#### Working data ####

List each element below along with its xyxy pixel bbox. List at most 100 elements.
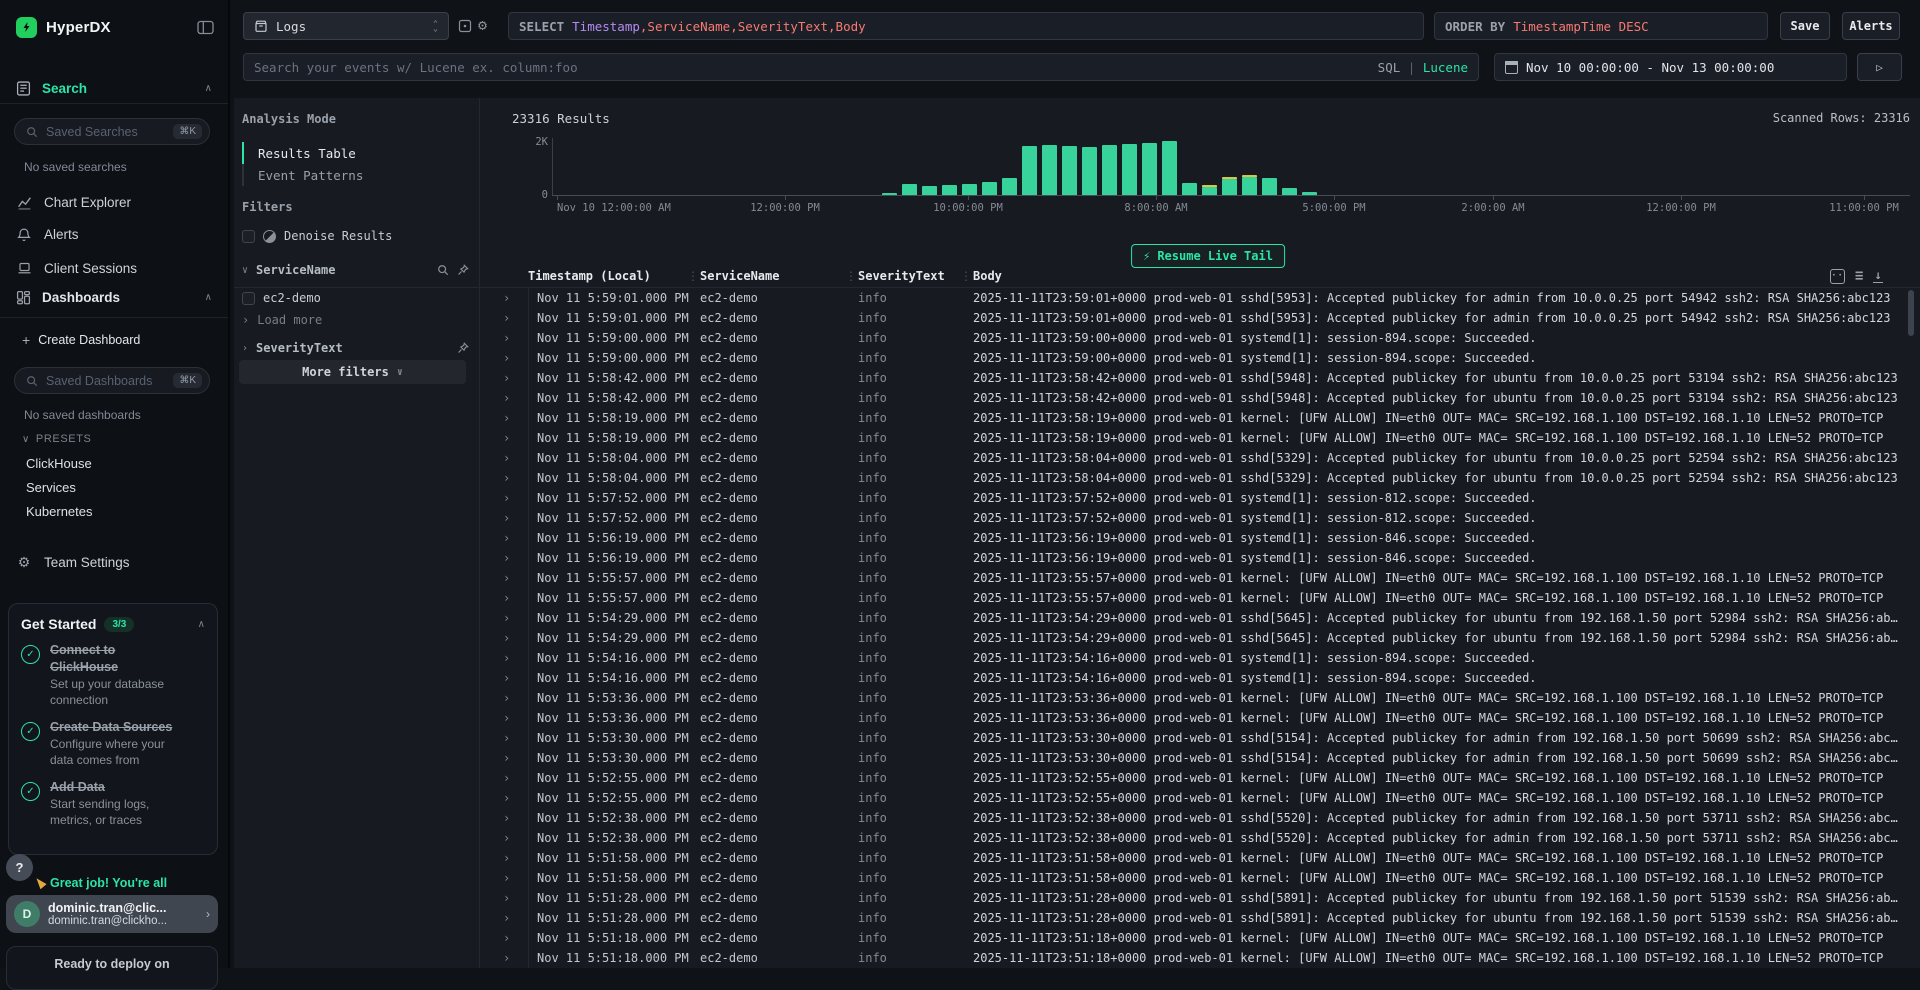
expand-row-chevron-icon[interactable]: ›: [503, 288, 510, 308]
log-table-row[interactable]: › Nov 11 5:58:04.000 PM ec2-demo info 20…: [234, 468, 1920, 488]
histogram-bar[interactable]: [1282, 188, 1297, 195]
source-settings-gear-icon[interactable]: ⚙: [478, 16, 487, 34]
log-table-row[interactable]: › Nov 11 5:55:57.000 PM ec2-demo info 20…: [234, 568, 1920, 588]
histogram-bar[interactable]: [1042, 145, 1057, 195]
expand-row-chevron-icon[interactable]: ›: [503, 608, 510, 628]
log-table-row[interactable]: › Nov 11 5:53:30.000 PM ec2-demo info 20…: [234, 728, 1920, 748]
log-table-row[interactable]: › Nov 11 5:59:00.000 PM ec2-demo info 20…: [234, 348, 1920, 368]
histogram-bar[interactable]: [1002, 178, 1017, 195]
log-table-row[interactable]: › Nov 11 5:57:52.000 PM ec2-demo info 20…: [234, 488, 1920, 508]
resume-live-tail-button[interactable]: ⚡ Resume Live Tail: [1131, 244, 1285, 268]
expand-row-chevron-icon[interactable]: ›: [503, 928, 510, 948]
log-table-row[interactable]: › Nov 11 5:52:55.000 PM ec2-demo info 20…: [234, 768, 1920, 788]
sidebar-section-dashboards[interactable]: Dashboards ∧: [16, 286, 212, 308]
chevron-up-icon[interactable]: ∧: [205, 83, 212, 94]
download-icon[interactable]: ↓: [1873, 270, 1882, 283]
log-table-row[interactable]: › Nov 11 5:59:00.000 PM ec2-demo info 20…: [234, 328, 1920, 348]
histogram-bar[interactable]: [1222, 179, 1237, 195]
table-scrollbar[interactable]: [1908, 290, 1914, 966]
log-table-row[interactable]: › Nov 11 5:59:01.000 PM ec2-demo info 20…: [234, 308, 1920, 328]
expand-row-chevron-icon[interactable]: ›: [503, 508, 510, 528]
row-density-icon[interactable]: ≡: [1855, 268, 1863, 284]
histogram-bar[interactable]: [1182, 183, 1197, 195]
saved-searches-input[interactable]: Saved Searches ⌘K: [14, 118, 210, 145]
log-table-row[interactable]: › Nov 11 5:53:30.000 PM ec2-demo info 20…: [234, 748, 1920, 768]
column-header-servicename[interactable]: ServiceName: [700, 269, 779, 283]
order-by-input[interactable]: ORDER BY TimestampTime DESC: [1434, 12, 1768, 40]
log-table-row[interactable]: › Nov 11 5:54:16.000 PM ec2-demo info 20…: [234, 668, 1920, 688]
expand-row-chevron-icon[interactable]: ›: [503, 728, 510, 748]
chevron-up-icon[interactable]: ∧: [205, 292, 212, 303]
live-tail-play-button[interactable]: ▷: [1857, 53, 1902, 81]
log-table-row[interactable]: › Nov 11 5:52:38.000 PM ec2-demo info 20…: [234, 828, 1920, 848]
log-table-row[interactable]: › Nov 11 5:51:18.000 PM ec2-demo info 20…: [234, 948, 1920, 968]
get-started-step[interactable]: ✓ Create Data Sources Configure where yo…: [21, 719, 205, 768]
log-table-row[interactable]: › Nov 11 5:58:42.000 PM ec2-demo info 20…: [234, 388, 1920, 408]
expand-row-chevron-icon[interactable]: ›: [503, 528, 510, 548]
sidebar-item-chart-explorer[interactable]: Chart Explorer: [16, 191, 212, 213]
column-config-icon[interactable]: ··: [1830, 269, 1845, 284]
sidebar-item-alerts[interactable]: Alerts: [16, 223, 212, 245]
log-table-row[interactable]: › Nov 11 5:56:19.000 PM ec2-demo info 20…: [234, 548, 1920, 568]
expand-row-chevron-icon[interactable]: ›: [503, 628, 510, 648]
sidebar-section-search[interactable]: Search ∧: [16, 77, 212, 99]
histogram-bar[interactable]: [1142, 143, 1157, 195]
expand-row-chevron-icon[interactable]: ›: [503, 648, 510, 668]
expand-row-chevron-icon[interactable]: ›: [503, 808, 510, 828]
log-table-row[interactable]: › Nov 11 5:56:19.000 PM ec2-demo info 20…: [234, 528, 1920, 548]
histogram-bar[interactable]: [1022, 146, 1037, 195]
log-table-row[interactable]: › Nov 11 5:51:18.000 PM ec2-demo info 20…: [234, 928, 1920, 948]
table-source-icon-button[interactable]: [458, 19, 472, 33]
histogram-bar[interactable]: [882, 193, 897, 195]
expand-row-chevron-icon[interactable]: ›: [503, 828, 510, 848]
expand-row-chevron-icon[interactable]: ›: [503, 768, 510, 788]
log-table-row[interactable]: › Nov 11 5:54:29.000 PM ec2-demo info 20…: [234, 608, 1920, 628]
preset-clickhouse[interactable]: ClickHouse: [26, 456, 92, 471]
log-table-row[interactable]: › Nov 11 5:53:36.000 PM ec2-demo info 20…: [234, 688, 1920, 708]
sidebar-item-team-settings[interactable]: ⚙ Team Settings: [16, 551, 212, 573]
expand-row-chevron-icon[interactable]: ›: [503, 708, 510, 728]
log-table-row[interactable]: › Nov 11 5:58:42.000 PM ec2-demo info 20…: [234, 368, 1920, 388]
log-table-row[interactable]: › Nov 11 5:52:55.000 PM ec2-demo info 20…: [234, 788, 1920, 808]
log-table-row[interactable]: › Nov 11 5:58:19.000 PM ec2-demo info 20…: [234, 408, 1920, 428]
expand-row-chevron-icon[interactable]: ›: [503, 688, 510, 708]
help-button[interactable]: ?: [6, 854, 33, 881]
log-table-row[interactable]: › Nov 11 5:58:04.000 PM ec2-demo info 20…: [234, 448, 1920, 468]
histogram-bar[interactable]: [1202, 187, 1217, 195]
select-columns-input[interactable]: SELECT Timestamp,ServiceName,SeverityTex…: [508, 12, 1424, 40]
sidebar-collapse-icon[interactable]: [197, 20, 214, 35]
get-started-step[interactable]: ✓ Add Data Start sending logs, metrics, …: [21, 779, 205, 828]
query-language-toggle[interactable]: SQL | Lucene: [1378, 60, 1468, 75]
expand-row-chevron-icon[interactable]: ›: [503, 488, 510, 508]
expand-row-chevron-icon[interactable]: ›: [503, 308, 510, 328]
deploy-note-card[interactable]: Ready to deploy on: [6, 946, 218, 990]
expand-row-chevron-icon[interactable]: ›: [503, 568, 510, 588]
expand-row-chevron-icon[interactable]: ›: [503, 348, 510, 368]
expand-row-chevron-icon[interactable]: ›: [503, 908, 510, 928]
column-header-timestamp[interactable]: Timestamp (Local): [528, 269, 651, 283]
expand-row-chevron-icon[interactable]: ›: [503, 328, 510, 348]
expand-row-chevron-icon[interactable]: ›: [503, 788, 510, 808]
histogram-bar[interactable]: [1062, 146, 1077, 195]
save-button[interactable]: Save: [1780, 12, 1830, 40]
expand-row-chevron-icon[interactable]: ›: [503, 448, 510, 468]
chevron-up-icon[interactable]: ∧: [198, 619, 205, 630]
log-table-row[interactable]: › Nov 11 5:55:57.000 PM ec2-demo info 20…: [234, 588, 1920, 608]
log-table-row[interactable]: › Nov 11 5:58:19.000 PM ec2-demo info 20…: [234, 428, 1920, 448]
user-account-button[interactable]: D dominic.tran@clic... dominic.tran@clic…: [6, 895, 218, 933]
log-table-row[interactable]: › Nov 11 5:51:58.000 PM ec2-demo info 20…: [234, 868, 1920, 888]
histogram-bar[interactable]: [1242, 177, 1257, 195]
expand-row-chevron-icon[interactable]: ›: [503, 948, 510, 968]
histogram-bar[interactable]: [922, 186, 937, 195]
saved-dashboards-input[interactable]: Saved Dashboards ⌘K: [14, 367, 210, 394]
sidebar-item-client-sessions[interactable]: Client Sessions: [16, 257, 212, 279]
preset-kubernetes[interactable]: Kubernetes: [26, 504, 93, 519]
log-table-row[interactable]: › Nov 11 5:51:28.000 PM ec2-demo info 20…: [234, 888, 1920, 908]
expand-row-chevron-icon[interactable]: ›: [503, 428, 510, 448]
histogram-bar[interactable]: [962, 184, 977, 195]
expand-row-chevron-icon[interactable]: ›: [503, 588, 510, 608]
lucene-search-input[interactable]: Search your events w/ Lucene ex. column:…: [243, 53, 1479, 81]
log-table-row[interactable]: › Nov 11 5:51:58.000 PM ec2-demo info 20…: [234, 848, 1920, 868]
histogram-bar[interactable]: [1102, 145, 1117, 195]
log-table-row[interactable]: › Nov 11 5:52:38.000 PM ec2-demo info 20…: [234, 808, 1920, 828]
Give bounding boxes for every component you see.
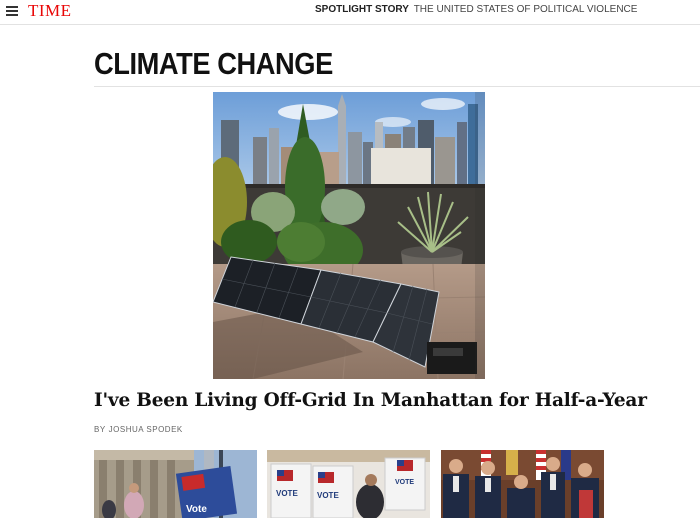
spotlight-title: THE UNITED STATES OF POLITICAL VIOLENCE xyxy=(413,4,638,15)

####

- Your goal
In the listing, take the lines from the one containing "expand-row-chevron-icon[interactable]: ›: [503, 288, 510, 308]" through the one containing "728, 1920, 748]", both included. Format them as a JSON array of strings, one string per line, with any blank lines omitted.

- Solution to the exercise
[
  "expand-row-chevron-icon[interactable]: ›: [503, 288, 510, 308]",
  "log-table-row[interactable]: › Nov 11 5:58:04.000 PM ec2-demo info 20…: [234, 468, 1920, 488]",
  "histogram-bar[interactable]: [1282, 188, 1297, 195]",
  "source-settings-gear-icon[interactable]: ⚙: [478, 16, 487, 34]",
  "log-table-row[interactable]: › Nov 11 5:55:57.000 PM ec2-demo info 20…: [234, 568, 1920, 588]",
  "histogram-bar[interactable]: [1042, 145, 1057, 195]",
  "expand-row-chevron-icon[interactable]: ›: [503, 608, 510, 628]",
  "log-table-row[interactable]: › Nov 11 5:53:30.000 PM ec2-demo info 20…: [234, 728, 1920, 748]"
]